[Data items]
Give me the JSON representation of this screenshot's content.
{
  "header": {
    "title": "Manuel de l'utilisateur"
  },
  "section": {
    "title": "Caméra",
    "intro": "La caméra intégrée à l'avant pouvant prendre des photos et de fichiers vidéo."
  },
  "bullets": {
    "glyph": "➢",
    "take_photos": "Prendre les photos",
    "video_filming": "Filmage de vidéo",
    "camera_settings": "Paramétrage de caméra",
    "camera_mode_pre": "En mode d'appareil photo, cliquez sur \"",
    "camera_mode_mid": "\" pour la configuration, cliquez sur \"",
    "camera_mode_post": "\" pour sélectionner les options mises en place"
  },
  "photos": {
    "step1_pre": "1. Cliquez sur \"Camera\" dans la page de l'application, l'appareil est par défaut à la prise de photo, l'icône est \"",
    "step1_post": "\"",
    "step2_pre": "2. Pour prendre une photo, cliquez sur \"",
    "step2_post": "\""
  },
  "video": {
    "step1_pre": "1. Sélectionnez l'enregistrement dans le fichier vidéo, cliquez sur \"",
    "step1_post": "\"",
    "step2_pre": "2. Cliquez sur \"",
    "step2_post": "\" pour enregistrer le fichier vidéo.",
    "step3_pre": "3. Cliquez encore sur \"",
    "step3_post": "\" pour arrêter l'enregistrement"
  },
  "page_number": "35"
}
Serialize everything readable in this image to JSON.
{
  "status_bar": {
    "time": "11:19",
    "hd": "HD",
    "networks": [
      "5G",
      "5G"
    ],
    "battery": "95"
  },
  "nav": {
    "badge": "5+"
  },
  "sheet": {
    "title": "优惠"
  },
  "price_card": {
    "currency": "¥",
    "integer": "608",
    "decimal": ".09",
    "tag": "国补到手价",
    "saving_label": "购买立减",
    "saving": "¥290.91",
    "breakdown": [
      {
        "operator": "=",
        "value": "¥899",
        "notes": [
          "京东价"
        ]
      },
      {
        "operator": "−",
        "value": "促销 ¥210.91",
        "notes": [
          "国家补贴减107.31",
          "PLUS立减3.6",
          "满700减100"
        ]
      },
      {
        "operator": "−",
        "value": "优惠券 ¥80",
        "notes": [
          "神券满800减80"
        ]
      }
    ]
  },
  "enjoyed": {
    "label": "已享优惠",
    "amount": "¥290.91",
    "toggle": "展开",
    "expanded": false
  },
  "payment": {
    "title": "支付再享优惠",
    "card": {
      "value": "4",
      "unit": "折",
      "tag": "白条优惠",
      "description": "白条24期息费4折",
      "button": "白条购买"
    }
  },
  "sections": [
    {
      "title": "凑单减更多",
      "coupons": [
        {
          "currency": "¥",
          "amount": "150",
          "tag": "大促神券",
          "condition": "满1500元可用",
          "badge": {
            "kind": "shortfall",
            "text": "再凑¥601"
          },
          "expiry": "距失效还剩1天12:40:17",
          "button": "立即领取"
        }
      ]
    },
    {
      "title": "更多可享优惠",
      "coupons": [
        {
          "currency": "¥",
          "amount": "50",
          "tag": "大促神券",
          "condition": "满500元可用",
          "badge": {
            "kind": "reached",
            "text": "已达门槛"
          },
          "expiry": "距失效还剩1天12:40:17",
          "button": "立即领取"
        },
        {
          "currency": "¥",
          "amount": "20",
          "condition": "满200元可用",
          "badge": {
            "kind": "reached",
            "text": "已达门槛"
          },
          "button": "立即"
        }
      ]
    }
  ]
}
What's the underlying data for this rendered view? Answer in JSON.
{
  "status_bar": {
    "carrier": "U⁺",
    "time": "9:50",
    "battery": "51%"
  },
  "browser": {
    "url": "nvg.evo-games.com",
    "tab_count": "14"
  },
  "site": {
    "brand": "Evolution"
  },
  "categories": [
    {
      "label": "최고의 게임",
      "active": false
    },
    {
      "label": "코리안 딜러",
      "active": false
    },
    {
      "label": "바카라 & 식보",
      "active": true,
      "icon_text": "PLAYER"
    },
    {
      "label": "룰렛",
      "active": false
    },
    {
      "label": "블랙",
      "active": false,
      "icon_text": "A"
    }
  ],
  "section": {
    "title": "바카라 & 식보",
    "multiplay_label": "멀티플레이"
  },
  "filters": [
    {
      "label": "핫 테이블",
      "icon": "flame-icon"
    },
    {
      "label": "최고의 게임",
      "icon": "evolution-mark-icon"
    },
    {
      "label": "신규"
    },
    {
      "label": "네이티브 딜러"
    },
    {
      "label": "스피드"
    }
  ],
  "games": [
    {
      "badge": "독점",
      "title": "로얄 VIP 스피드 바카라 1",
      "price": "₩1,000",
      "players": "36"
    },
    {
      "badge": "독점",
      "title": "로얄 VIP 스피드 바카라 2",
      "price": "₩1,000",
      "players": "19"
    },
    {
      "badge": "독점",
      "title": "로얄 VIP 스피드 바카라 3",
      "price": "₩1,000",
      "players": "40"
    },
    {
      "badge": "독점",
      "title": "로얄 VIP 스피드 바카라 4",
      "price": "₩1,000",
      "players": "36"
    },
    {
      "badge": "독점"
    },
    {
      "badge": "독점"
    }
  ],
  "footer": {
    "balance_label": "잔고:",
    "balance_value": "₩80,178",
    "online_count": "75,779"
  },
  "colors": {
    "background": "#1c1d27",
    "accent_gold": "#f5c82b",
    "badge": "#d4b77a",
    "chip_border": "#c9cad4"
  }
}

WHAT IS NEEDED. Restate each record word for word.

SOLUTION TO THIS TASK.
Give me the JSON representation of this screenshot's content.
{
  "header": {
    "title": "Manuel de l'utilisateur"
  },
  "section": {
    "title": "Caméra",
    "intro": "La caméra intégrée à l'avant pouvant prendre des photos et de fichiers vidéo."
  },
  "bullets": {
    "glyph": "➢",
    "take_photos": "Prendre les photos",
    "video_filming": "Filmage de vidéo",
    "camera_settings": "Paramétrage de caméra",
    "camera_mode_pre": "En mode d'appareil photo, cliquez sur \"",
    "camera_mode_mid": "\" pour la configuration, cliquez sur \"",
    "camera_mode_post": "\" pour sélectionner les options mises en place"
  },
  "photos": {
    "step1_pre": "1. Cliquez sur \"Camera\" dans la page de l'application, l'appareil est par défaut à la prise de photo, l'icône est \"",
    "step1_post": "\"",
    "step2_pre": "2. Pour prendre une photo, cliquez sur \"",
    "step2_post": "\""
  },
  "video": {
    "step1_pre": "1. Sélectionnez l'enregistrement dans le fichier vidéo, cliquez sur \"",
    "step1_post": "\"",
    "step2_pre": "2. Cliquez sur \"",
    "step2_post": "\" pour enregistrer le fichier vidéo.",
    "step3_pre": "3. Cliquez encore sur \"",
    "step3_post": "\" pour arrêter l'enregistrement"
  },
  "page_number": "35"
}
Serialize everything readable in this image to JSON.
{
  "status_bar": {
    "time": "11:19",
    "hd": "HD",
    "networks": [
      "5G",
      "5G"
    ],
    "battery": "95"
  },
  "nav": {
    "badge": "5+"
  },
  "sheet": {
    "title": "优惠"
  },
  "price_card": {
    "currency": "¥",
    "integer": "608",
    "decimal": ".09",
    "tag": "国补到手价",
    "saving_label": "购买立减",
    "saving": "¥290.91",
    "breakdown": [
      {
        "operator": "=",
        "value": "¥899",
        "notes": [
          "京东价"
        ]
      },
      {
        "operator": "−",
        "value": "促销 ¥210.91",
        "notes": [
          "国家补贴减107.31",
          "PLUS立减3.6",
          "满700减100"
        ]
      },
      {
        "operator": "−",
        "value": "优惠券 ¥80",
        "notes": [
          "神券满800减80"
        ]
      }
    ]
  },
  "enjoyed": {
    "label": "已享优惠",
    "amount": "¥290.91",
    "toggle": "展开",
    "expanded": false
  },
  "payment": {
    "title": "支付再享优惠",
    "card": {
      "value": "4",
      "unit": "折",
      "tag": "白条优惠",
      "description": "白条24期息费4折",
      "button": "白条购买"
    }
  },
  "sections": [
    {
      "title": "凑单减更多",
      "coupons": [
        {
          "currency": "¥",
          "amount": "150",
          "tag": "大促神券",
          "condition": "满1500元可用",
          "badge": {
            "kind": "shortfall",
            "text": "再凑¥601"
          },
          "expiry": "距失效还剩1天12:40:17",
          "button": "立即领取"
        }
      ]
    },
    {
      "title": "更多可享优惠",
      "coupons": [
        {
          "currency": "¥",
          "amount": "50",
          "tag": "大促神券",
          "condition": "满500元可用",
          "badge": {
            "kind": "reached",
            "text": "已达门槛"
          },
          "expiry": "距失效还剩1天12:40:17",
          "button": "立即领取"
        },
        {
          "currency": "¥",
          "amount": "20",
          "condition": "满200元可用",
          "badge": {
            "kind": "reached",
            "text": "已达门槛"
          },
          "button": "立即"
        }
      ]
    }
  ]
}
What's the underlying data for this rendered view? Answer in JSON.
{
  "status_bar": {
    "carrier": "U⁺",
    "time": "9:50",
    "battery": "51%"
  },
  "browser": {
    "url": "nvg.evo-games.com",
    "tab_count": "14"
  },
  "site": {
    "brand": "Evolution"
  },
  "categories": [
    {
      "label": "최고의 게임",
      "active": false
    },
    {
      "label": "코리안 딜러",
      "active": false
    },
    {
      "label": "바카라 & 식보",
      "active": true,
      "icon_text": "PLAYER"
    },
    {
      "label": "룰렛",
      "active": false
    },
    {
      "label": "블랙",
      "active": false,
      "icon_text": "A"
    }
  ],
  "section": {
    "title": "바카라 & 식보",
    "multiplay_label": "멀티플레이"
  },
  "filters": [
    {
      "label": "핫 테이블",
      "icon": "flame-icon"
    },
    {
      "label": "최고의 게임",
      "icon": "evolution-mark-icon"
    },
    {
      "label": "신규"
    },
    {
      "label": "네이티브 딜러"
    },
    {
      "label": "스피드"
    }
  ],
  "games": [
    {
      "badge": "독점",
      "title": "로얄 VIP 스피드 바카라 1",
      "price": "₩1,000",
      "players": "36"
    },
    {
      "badge": "독점",
      "title": "로얄 VIP 스피드 바카라 2",
      "price": "₩1,000",
      "players": "19"
    },
    {
      "badge": "독점",
      "title": "로얄 VIP 스피드 바카라 3",
      "price": "₩1,000",
      "players": "40"
    },
    {
      "badge": "독점",
      "title": "로얄 VIP 스피드 바카라 4",
      "price": "₩1,000",
      "players": "36"
    },
    {
      "badge": "독점"
    },
    {
      "badge": "독점"
    }
  ],
  "footer": {
    "balance_label": "잔고:",
    "balance_value": "₩80,178",
    "online_count": "75,779"
  },
  "colors": {
    "background": "#1c1d27",
    "accent_gold": "#f5c82b",
    "badge": "#d4b77a",
    "chip_border": "#c9cad4"
  }
}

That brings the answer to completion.